WRITTEN TASK
Transcribe the listing in full, excluding any pictures.

SUPPLIED RECORDS

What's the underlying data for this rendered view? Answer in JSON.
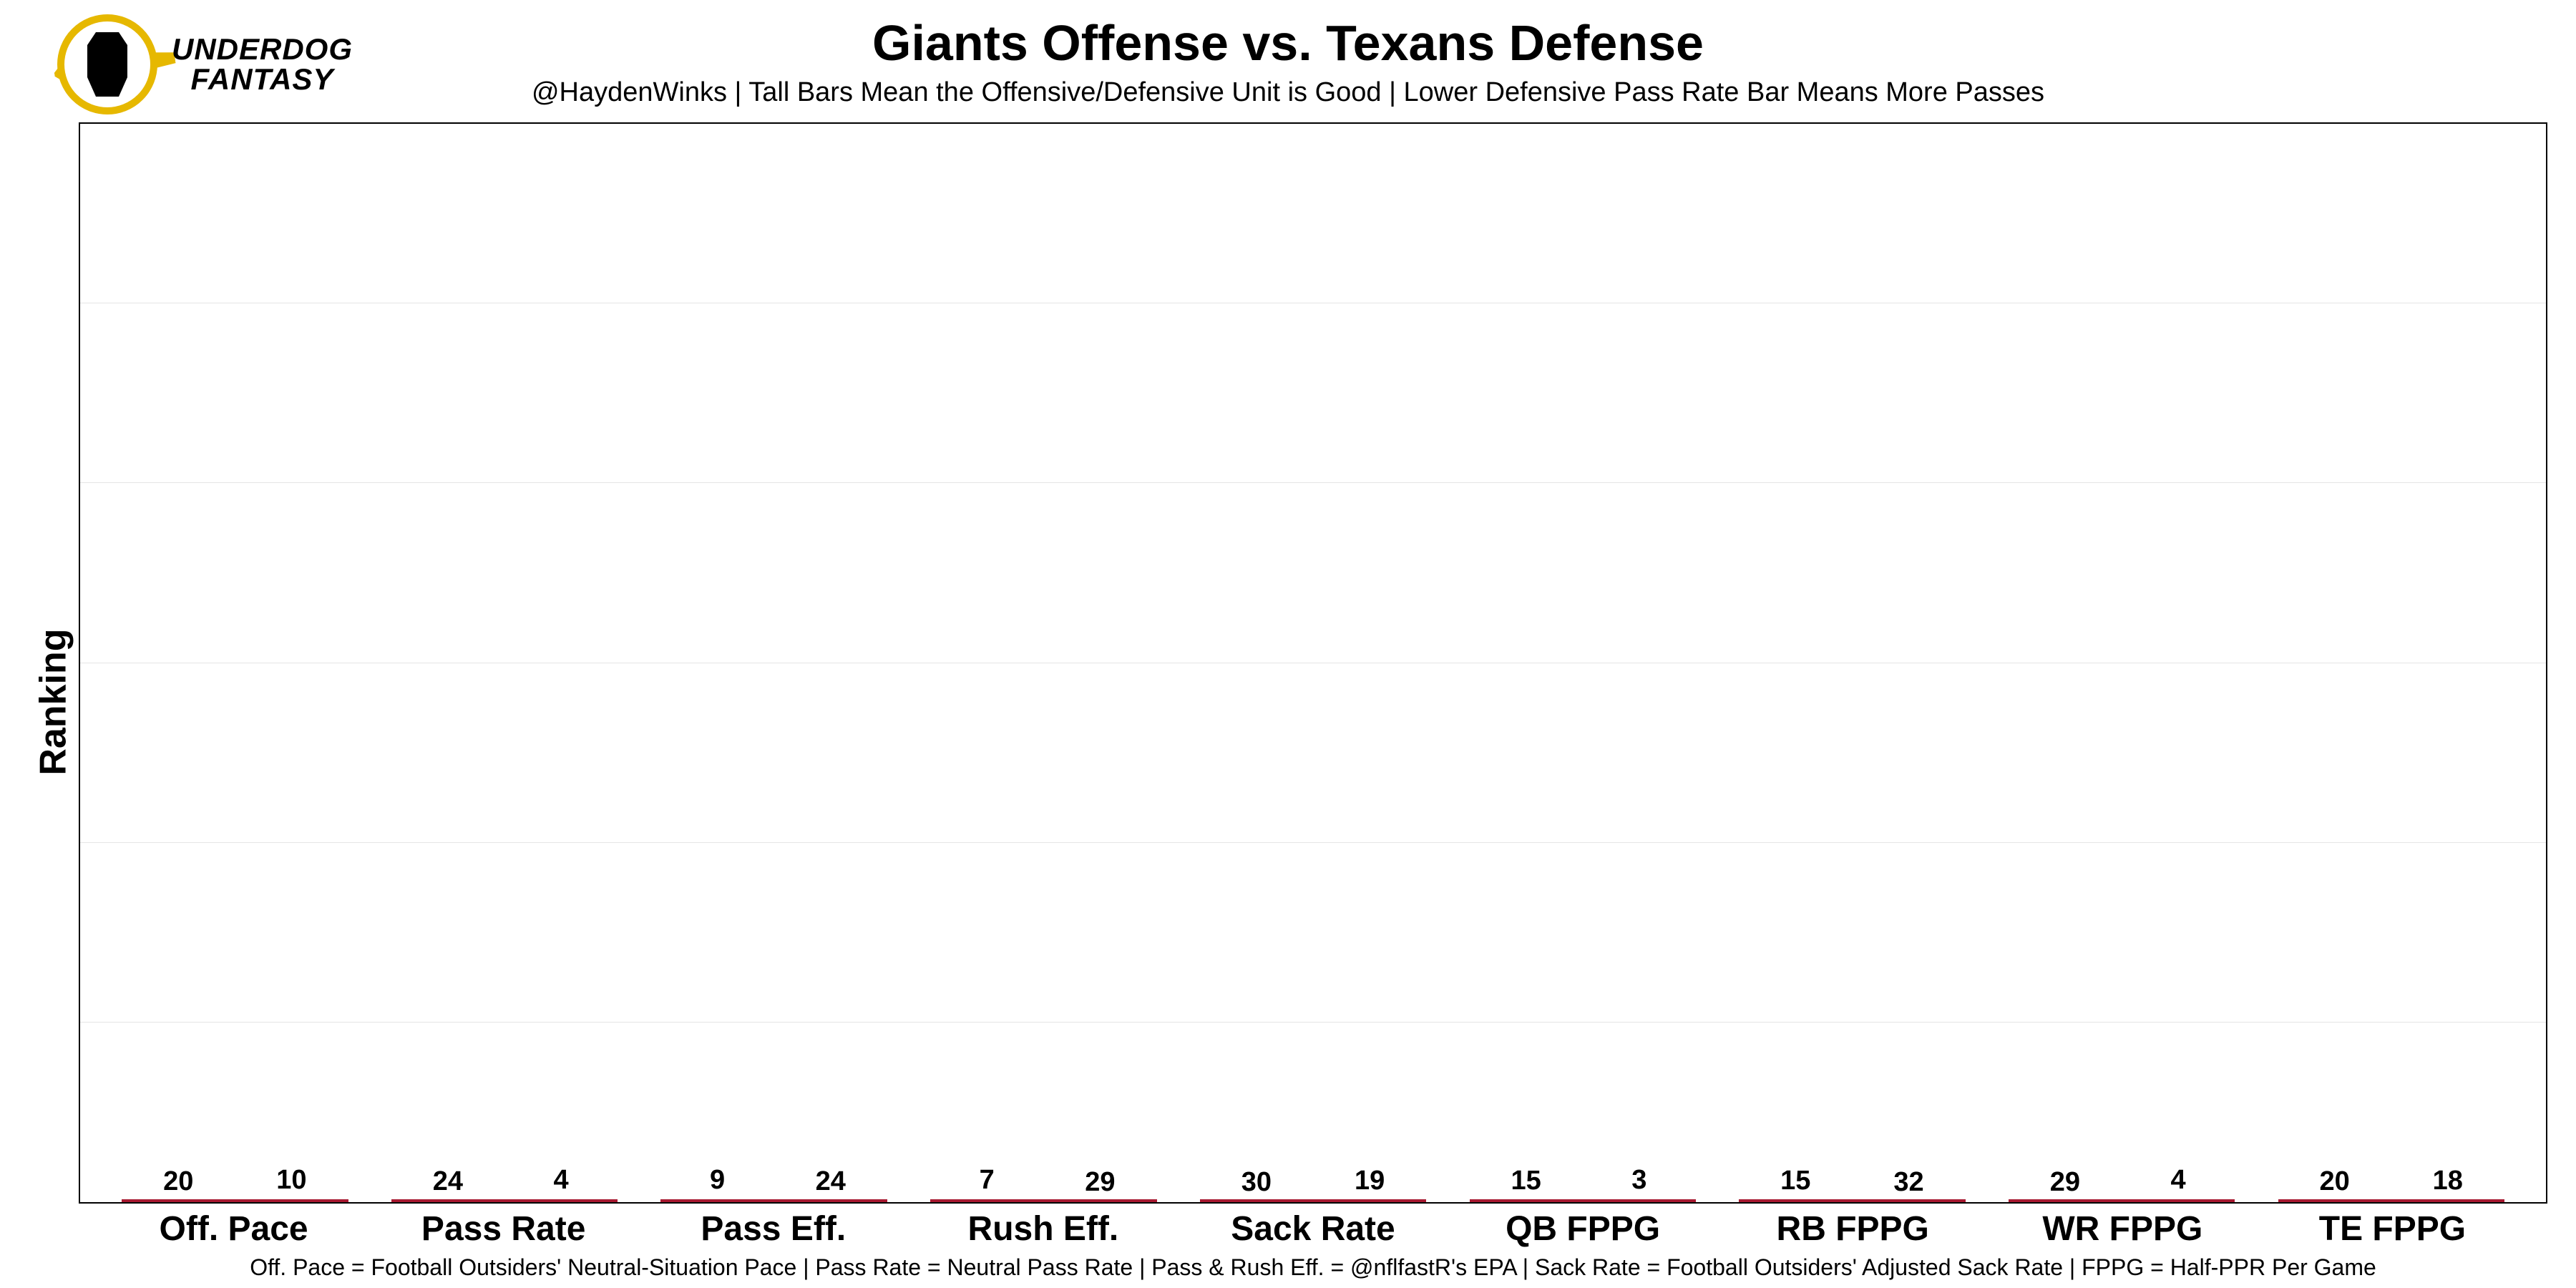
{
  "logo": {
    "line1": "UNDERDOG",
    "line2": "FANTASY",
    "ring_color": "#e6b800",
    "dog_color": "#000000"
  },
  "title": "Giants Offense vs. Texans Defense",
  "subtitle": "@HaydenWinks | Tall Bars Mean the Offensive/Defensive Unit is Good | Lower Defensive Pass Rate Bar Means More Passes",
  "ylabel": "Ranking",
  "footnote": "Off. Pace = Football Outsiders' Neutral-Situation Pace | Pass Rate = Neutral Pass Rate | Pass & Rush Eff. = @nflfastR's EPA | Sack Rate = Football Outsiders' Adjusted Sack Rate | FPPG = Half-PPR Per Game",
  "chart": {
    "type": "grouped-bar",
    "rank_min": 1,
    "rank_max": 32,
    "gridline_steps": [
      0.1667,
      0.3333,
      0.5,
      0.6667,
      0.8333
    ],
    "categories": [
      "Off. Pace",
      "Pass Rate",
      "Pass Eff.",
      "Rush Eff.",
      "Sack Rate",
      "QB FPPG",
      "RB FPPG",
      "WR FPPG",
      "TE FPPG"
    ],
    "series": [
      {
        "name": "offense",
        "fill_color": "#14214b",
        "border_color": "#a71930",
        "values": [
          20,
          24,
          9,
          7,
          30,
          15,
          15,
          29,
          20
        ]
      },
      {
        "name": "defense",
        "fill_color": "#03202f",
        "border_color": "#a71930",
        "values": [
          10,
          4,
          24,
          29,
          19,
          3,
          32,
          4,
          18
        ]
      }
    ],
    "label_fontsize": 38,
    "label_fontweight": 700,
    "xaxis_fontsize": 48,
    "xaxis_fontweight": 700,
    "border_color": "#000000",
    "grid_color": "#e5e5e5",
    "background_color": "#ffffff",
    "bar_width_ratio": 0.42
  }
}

THE ANSWER
What's the underlying data for this rendered view? Answer in JSON.
{
  "logo": {
    "line1": "UNDERDOG",
    "line2": "FANTASY",
    "ring_color": "#e6b800",
    "dog_color": "#000000"
  },
  "title": "Giants Offense vs. Texans Defense",
  "subtitle": "@HaydenWinks | Tall Bars Mean the Offensive/Defensive Unit is Good | Lower Defensive Pass Rate Bar Means More Passes",
  "ylabel": "Ranking",
  "footnote": "Off. Pace = Football Outsiders' Neutral-Situation Pace | Pass Rate = Neutral Pass Rate | Pass & Rush Eff. = @nflfastR's EPA | Sack Rate = Football Outsiders' Adjusted Sack Rate | FPPG = Half-PPR Per Game",
  "chart": {
    "type": "grouped-bar",
    "rank_min": 1,
    "rank_max": 32,
    "gridline_steps": [
      0.1667,
      0.3333,
      0.5,
      0.6667,
      0.8333
    ],
    "categories": [
      "Off. Pace",
      "Pass Rate",
      "Pass Eff.",
      "Rush Eff.",
      "Sack Rate",
      "QB FPPG",
      "RB FPPG",
      "WR FPPG",
      "TE FPPG"
    ],
    "series": [
      {
        "name": "offense",
        "fill_color": "#14214b",
        "border_color": "#a71930",
        "values": [
          20,
          24,
          9,
          7,
          30,
          15,
          15,
          29,
          20
        ]
      },
      {
        "name": "defense",
        "fill_color": "#03202f",
        "border_color": "#a71930",
        "values": [
          10,
          4,
          24,
          29,
          19,
          3,
          32,
          4,
          18
        ]
      }
    ],
    "label_fontsize": 38,
    "label_fontweight": 700,
    "xaxis_fontsize": 48,
    "xaxis_fontweight": 700,
    "border_color": "#000000",
    "grid_color": "#e5e5e5",
    "background_color": "#ffffff",
    "bar_width_ratio": 0.42
  }
}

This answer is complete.